= PROBLEM TO WORK ON =
Reproduce the full listing that appears beneath this instruction exactly.

= THE DATA =
--- BEGIN ---

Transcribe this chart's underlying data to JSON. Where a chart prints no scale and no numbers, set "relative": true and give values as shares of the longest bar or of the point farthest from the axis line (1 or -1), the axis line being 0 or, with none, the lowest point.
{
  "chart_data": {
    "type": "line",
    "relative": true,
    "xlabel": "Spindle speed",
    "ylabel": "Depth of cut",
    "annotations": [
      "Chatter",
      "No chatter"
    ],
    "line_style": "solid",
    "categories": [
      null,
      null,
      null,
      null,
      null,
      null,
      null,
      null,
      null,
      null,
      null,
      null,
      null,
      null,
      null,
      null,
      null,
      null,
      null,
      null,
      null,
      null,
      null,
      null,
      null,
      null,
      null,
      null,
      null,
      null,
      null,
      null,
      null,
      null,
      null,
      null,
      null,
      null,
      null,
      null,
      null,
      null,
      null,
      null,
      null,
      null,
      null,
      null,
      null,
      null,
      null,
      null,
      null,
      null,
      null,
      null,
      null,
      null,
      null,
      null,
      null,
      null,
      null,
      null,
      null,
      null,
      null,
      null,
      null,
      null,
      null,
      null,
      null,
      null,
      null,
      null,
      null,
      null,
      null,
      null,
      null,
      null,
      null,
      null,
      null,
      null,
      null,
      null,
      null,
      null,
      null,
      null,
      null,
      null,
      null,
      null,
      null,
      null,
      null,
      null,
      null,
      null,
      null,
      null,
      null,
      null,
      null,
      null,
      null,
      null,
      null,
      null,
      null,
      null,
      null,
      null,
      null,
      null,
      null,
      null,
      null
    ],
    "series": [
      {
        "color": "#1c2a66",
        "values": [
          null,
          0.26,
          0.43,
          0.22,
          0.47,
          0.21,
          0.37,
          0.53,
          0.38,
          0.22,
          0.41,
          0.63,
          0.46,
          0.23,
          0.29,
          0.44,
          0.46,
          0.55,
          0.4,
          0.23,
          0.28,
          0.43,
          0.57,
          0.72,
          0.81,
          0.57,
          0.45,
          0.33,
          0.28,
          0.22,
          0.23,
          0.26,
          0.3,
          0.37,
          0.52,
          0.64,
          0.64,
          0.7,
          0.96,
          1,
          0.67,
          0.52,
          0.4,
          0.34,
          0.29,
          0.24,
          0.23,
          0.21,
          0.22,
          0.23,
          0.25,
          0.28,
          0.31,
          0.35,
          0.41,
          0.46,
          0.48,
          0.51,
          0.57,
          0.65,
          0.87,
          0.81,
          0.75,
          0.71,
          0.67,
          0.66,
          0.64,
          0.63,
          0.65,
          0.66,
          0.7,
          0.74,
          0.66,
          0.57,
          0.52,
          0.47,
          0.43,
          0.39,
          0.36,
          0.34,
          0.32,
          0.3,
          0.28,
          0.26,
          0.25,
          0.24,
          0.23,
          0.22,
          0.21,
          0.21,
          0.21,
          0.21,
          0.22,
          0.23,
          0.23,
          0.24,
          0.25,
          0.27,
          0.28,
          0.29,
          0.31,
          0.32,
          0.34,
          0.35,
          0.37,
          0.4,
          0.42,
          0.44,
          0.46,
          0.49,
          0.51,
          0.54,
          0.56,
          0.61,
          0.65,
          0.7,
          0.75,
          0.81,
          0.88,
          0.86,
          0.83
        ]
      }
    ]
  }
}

--- END ---

= SOLUTION TO THIS EXERCISE =
Transcribe this chart's underlying data to JSON. Where a chart prints no scale and no numbers, set "relative": true and give values as shares of the longest bar or of the point farthest from the axis line (1 or -1), the axis line being 0 or, with none, the lowest point.
{
  "chart_data": {
    "type": "line",
    "relative": true,
    "xlabel": "Spindle speed",
    "ylabel": "Depth of cut",
    "annotations": [
      "Chatter",
      "No chatter"
    ],
    "line_style": "solid",
    "categories": [
      null,
      null,
      null,
      null,
      null,
      null,
      null,
      null,
      null,
      null,
      null,
      null,
      null,
      null,
      null,
      null,
      null,
      null,
      null,
      null,
      null,
      null,
      null,
      null,
      null,
      null,
      null,
      null,
      null,
      null,
      null,
      null,
      null,
      null,
      null,
      null,
      null,
      null,
      null,
      null,
      null,
      null,
      null,
      null,
      null,
      null,
      null,
      null,
      null,
      null,
      null,
      null,
      null,
      null,
      null,
      null,
      null,
      null,
      null,
      null,
      null,
      null,
      null,
      null,
      null,
      null,
      null,
      null,
      null,
      null,
      null,
      null,
      null,
      null,
      null,
      null,
      null,
      null,
      null,
      null,
      null,
      null,
      null,
      null,
      null,
      null,
      null,
      null,
      null,
      null,
      null,
      null,
      null,
      null,
      null,
      null,
      null,
      null,
      null,
      null,
      null,
      null,
      null,
      null,
      null,
      null,
      null,
      null,
      null,
      null,
      null,
      null,
      null,
      null,
      null,
      null,
      null,
      null,
      null,
      null,
      null
    ],
    "series": [
      {
        "color": "#1c2a66",
        "values": [
          null,
          0.26,
          0.43,
          0.22,
          0.47,
          0.21,
          0.37,
          0.53,
          0.38,
          0.22,
          0.41,
          0.63,
          0.46,
          0.23,
          0.29,
          0.44,
          0.46,
          0.55,
          0.4,
          0.23,
          0.28,
          0.43,
          0.57,
          0.72,
          0.81,
          0.57,
          0.45,
          0.33,
          0.28,
          0.22,
          0.23,
          0.26,
          0.3,
          0.37,
          0.52,
          0.64,
          0.64,
          0.7,
          0.96,
          1,
          0.67,
          0.52,
          0.4,
          0.34,
          0.29,
          0.24,
          0.23,
          0.21,
          0.22,
          0.23,
          0.25,
          0.28,
          0.31,
          0.35,
          0.41,
          0.46,
          0.48,
          0.51,
          0.57,
          0.65,
          0.87,
          0.81,
          0.75,
          0.71,
          0.67,
          0.66,
          0.64,
          0.63,
          0.65,
          0.66,
          0.7,
          0.74,
          0.66,
          0.57,
          0.52,
          0.47,
          0.43,
          0.39,
          0.36,
          0.34,
          0.32,
          0.3,
          0.28,
          0.26,
          0.25,
          0.24,
          0.23,
          0.22,
          0.21,
          0.21,
          0.21,
          0.21,
          0.22,
          0.23,
          0.23,
          0.24,
          0.25,
          0.27,
          0.28,
          0.29,
          0.31,
          0.32,
          0.34,
          0.35,
          0.37,
          0.4,
          0.42,
          0.44,
          0.46,
          0.49,
          0.51,
          0.54,
          0.56,
          0.61,
          0.65,
          0.7,
          0.75,
          0.81,
          0.88,
          0.86,
          0.83
        ]
      }
    ]
  }
}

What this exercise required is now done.